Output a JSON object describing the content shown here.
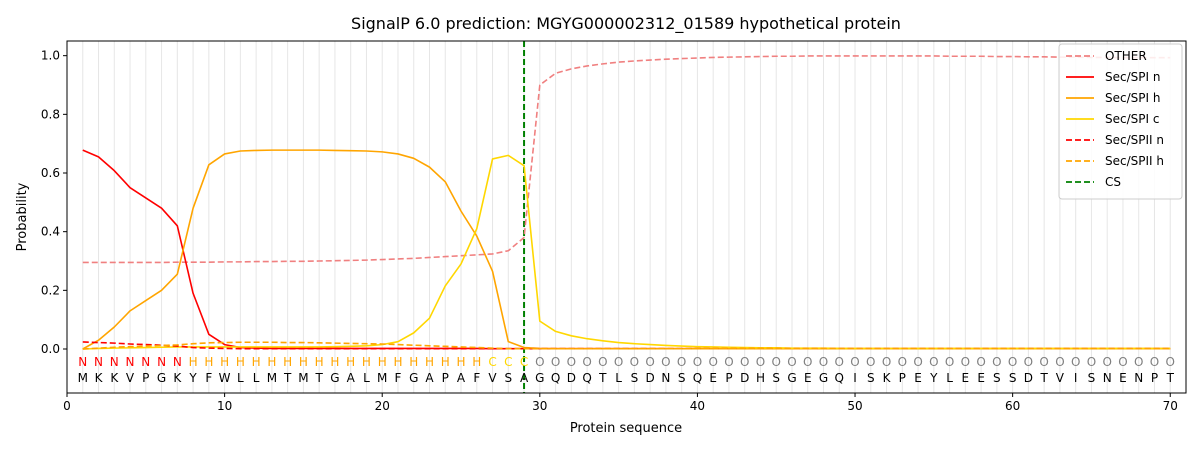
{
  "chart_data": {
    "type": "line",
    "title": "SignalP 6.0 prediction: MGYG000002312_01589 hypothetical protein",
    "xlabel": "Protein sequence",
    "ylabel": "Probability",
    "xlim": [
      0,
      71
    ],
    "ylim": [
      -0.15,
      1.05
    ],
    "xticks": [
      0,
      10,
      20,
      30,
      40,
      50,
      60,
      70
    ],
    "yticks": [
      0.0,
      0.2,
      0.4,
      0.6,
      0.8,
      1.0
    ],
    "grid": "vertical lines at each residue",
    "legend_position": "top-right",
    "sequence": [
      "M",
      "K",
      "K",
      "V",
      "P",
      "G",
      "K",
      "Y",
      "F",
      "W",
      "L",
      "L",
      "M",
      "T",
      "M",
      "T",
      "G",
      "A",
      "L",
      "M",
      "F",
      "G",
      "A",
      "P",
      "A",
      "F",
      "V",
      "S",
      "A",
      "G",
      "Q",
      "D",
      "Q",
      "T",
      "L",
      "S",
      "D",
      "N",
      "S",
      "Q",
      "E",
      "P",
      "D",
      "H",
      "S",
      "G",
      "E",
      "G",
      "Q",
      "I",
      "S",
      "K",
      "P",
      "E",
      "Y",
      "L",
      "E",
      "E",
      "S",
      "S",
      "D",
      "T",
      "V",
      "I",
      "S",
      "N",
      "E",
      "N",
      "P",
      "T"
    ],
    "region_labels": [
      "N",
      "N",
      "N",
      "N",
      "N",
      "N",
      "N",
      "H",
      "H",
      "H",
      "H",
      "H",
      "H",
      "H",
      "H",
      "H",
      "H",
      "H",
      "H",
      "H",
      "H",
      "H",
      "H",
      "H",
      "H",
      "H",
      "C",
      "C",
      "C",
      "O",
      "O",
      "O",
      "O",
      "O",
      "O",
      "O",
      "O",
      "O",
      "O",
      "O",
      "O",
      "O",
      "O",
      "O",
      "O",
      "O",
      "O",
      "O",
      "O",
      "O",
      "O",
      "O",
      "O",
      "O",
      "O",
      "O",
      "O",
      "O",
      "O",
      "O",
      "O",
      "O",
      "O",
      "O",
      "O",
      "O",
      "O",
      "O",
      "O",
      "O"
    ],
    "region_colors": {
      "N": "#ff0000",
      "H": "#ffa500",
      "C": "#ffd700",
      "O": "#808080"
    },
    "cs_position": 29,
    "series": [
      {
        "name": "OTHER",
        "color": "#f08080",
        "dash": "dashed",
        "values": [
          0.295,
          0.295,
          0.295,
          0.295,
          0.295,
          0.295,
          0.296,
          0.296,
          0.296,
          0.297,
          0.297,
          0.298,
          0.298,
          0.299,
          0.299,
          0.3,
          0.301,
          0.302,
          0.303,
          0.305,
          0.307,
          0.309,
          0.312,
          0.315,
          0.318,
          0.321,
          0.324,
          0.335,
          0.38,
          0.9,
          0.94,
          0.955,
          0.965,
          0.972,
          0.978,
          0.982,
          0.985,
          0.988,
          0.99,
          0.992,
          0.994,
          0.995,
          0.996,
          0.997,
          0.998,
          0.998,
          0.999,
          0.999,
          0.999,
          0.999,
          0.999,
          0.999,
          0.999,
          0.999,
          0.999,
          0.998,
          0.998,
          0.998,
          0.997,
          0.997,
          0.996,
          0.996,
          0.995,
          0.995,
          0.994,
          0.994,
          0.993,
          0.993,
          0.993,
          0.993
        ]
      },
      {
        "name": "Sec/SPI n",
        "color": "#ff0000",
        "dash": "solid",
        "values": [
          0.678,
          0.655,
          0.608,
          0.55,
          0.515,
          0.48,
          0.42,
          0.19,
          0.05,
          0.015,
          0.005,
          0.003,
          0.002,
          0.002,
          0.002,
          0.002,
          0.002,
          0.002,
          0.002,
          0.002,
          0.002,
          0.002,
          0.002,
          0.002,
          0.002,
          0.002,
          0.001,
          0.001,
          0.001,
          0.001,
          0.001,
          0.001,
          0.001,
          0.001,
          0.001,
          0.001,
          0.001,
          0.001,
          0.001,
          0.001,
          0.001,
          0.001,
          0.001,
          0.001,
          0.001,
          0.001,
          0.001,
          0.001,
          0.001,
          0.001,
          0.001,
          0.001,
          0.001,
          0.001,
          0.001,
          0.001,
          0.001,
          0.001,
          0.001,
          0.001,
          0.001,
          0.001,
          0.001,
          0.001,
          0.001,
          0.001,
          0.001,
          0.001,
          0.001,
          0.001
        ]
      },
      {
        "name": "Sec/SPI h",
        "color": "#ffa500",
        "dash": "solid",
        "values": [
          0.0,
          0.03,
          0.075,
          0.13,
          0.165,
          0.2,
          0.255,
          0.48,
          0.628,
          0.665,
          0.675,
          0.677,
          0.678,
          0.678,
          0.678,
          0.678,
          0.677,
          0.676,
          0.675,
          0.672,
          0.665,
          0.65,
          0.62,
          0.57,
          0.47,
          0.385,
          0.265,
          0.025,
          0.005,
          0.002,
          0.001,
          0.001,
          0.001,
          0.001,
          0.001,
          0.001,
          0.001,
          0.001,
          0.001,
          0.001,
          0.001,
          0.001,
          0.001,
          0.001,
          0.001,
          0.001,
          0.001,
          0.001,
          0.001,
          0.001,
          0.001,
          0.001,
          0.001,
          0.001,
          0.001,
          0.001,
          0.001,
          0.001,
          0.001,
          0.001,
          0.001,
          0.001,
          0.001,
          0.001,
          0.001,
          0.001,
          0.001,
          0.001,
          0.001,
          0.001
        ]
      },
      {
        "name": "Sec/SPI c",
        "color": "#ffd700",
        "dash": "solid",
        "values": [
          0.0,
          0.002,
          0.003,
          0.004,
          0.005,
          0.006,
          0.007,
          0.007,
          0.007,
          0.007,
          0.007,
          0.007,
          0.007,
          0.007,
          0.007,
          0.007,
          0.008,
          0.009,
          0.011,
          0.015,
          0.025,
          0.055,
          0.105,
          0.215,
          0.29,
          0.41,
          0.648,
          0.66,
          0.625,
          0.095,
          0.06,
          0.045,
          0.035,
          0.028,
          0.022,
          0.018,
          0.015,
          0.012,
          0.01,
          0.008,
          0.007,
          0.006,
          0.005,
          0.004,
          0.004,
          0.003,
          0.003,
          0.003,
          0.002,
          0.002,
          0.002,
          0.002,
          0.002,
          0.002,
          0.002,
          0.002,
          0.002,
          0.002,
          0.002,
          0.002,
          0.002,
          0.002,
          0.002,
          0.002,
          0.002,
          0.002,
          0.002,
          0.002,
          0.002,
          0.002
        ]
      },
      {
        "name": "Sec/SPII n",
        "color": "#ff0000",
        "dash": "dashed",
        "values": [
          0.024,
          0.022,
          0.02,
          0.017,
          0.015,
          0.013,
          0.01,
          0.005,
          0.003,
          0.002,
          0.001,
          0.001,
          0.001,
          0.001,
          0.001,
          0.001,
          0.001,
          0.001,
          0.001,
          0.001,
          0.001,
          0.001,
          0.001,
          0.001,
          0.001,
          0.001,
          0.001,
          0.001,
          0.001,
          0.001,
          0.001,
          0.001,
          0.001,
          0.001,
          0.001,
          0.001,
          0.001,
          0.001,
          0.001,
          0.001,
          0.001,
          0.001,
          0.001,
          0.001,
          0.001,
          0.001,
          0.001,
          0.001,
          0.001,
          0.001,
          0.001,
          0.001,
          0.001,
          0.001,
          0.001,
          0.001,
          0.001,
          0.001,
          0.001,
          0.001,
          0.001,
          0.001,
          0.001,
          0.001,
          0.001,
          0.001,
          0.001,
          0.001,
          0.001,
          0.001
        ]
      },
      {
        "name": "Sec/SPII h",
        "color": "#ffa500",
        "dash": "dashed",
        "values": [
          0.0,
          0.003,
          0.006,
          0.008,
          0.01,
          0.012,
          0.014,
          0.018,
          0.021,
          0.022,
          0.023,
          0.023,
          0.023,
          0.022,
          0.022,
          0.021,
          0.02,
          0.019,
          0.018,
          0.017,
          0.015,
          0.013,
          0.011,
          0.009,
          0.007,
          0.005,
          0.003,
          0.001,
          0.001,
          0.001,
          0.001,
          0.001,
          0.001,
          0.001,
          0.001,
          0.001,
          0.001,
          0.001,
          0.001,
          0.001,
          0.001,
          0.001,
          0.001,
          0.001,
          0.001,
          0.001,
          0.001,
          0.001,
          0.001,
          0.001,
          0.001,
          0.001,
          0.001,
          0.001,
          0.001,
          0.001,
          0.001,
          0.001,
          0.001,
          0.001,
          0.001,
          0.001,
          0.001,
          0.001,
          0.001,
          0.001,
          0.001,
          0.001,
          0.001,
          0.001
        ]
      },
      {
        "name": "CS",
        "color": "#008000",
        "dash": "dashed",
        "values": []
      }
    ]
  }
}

++++++

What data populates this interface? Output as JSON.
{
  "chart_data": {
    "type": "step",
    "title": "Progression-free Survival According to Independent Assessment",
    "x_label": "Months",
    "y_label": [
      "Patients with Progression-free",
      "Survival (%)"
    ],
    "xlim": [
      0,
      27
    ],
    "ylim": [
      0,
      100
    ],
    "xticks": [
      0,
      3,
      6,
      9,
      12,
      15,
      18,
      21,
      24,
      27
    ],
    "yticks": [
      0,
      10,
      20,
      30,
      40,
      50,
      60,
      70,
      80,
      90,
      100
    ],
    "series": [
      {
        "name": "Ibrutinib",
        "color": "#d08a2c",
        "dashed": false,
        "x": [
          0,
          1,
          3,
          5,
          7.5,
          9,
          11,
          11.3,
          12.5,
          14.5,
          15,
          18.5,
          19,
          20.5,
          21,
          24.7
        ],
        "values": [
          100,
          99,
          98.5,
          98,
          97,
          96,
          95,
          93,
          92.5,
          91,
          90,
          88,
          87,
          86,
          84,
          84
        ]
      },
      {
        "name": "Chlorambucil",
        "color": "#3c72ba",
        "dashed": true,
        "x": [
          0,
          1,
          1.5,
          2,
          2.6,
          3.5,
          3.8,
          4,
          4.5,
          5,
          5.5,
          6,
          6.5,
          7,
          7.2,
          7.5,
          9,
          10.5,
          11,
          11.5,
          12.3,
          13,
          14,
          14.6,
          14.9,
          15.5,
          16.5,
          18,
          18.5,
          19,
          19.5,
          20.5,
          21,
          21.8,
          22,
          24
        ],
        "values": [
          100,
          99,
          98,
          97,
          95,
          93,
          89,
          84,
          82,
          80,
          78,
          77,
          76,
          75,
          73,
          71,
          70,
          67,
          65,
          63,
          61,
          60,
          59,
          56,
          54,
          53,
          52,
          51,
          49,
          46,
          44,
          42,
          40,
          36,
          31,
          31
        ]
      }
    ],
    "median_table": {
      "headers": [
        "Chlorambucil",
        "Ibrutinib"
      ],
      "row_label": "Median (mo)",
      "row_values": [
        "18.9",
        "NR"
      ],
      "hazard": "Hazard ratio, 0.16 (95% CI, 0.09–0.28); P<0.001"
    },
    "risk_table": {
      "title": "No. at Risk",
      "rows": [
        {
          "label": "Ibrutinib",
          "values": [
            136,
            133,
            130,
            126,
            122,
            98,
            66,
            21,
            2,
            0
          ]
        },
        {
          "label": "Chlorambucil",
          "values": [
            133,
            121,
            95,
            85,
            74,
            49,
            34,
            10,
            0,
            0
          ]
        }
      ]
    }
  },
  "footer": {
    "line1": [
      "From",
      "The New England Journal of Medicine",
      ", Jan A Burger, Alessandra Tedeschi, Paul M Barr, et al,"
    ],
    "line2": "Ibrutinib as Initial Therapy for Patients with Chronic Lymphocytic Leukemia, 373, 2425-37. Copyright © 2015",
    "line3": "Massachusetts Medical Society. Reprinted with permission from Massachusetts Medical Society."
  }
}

++++++

- **What this task involves**
Find how many lines in the entries above have the string "Survival" and report only that number.

- **The answer**
2